§ Task brief
Work out the number of lines with the word "기념일로" in the material below, then reply with that number only.
— START OF Exercise input —
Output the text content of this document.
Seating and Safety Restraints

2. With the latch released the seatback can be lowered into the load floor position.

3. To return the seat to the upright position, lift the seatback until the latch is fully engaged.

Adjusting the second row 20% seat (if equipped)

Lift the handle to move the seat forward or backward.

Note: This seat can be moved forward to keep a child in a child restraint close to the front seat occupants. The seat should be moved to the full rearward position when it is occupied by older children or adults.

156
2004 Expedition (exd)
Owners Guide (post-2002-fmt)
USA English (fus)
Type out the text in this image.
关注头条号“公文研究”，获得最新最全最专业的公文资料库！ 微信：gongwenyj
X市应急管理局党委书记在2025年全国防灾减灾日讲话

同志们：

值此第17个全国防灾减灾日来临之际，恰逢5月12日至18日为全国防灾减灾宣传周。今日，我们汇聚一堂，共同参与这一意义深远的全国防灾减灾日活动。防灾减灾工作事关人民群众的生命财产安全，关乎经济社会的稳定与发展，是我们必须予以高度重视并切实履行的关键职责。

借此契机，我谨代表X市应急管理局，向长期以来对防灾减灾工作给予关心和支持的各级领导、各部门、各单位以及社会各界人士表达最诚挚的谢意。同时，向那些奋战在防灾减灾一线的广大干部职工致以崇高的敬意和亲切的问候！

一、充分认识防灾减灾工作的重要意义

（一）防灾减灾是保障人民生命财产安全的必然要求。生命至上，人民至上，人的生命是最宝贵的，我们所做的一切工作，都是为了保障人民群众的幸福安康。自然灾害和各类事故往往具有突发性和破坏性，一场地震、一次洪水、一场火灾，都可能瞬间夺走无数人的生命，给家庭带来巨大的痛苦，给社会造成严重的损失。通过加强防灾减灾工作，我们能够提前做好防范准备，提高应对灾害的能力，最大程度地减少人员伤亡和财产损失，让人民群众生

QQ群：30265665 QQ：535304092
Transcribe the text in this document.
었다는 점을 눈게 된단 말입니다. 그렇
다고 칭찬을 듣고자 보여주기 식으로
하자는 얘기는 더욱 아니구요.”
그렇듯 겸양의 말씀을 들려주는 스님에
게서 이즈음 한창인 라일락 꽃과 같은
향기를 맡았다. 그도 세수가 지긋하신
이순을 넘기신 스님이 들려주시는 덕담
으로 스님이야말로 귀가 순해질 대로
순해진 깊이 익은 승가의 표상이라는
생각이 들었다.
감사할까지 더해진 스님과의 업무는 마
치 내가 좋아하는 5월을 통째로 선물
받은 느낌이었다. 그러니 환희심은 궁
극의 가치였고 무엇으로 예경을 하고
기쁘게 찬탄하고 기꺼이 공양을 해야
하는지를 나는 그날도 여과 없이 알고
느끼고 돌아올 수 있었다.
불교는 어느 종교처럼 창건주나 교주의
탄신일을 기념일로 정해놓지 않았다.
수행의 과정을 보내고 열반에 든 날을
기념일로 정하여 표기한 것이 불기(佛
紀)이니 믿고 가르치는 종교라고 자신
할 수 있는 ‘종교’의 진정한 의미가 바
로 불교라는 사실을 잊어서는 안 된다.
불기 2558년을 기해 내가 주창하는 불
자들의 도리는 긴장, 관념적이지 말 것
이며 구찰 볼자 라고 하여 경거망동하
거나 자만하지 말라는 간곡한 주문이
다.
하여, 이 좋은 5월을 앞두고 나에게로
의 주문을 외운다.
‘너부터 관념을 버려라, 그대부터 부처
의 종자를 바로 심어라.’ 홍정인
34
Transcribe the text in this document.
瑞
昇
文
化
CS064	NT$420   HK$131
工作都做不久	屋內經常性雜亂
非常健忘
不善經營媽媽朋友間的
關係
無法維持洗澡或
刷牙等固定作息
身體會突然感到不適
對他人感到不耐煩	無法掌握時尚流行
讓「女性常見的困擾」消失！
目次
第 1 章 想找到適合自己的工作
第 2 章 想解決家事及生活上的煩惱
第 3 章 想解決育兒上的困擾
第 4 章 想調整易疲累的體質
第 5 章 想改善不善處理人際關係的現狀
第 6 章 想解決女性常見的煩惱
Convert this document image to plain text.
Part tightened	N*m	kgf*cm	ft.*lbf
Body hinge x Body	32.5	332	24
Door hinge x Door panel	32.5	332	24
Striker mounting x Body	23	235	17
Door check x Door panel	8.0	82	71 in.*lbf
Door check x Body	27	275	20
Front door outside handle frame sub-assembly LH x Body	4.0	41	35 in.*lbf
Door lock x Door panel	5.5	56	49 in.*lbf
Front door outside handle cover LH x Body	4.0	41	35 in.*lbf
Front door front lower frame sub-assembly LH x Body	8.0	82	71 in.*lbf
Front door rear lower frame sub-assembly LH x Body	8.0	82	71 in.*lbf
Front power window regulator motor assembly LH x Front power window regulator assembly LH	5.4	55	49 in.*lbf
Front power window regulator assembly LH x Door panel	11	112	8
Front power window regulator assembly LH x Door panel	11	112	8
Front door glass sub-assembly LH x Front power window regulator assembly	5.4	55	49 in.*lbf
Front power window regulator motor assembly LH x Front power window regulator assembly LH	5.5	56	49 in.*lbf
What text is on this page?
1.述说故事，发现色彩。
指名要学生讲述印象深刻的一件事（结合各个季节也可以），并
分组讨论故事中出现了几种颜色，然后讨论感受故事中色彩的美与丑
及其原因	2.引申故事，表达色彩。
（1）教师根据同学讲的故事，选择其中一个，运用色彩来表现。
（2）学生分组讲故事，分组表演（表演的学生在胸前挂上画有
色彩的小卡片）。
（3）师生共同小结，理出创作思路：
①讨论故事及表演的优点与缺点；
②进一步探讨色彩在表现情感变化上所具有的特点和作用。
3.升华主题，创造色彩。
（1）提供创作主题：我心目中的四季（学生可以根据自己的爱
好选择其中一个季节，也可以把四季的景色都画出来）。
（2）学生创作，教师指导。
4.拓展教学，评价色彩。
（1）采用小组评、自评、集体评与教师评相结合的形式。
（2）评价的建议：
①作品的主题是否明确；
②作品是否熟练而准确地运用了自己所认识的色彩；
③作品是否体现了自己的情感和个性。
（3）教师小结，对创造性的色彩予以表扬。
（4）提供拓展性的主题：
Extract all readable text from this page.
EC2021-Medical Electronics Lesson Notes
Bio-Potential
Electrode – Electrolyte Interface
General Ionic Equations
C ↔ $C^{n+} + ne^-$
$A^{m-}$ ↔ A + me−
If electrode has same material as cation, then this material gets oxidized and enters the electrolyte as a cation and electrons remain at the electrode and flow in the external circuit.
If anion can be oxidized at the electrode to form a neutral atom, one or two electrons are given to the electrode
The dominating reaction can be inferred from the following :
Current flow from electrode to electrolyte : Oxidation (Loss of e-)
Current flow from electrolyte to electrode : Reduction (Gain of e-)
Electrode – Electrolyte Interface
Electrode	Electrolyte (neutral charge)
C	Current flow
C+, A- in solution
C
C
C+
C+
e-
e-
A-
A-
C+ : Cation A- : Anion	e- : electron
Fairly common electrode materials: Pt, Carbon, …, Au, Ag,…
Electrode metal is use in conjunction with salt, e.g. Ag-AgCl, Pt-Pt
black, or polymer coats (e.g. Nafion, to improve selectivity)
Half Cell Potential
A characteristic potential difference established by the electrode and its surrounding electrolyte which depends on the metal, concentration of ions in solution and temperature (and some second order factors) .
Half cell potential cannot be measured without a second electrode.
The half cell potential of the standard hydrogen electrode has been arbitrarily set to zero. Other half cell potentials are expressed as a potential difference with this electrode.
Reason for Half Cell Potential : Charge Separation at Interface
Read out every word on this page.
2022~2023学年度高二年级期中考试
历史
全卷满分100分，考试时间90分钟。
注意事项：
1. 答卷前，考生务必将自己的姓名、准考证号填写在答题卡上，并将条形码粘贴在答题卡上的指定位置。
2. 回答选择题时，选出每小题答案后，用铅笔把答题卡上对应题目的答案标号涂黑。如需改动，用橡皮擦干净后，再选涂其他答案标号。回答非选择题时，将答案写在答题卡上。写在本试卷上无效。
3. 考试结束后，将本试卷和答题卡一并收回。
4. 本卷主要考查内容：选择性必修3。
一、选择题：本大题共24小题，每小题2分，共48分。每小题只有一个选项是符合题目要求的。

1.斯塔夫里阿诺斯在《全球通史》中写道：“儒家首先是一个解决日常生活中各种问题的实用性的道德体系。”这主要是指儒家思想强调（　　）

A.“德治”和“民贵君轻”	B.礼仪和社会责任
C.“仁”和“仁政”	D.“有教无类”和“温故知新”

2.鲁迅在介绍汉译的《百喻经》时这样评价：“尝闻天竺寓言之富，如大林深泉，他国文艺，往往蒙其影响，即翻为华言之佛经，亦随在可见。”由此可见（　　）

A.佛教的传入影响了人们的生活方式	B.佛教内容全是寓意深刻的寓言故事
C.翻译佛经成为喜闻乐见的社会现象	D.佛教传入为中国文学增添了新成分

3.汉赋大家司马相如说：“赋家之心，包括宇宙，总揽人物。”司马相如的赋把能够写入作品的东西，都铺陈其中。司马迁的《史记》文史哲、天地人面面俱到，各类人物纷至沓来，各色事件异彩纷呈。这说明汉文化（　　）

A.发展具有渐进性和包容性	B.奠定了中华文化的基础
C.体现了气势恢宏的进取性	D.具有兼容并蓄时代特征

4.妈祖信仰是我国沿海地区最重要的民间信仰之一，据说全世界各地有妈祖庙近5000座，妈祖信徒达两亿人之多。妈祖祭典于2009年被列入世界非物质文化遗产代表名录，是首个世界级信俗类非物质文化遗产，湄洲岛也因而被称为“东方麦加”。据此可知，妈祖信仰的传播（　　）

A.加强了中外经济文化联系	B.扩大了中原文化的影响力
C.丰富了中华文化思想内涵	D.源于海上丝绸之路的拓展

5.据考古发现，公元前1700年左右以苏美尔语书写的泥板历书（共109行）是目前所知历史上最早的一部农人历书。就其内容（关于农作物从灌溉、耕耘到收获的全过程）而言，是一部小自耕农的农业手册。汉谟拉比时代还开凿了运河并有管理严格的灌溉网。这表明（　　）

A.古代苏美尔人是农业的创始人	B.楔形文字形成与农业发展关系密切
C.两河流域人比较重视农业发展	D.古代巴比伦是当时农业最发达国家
— END OF Exercise input —
§ Solution to this problem
2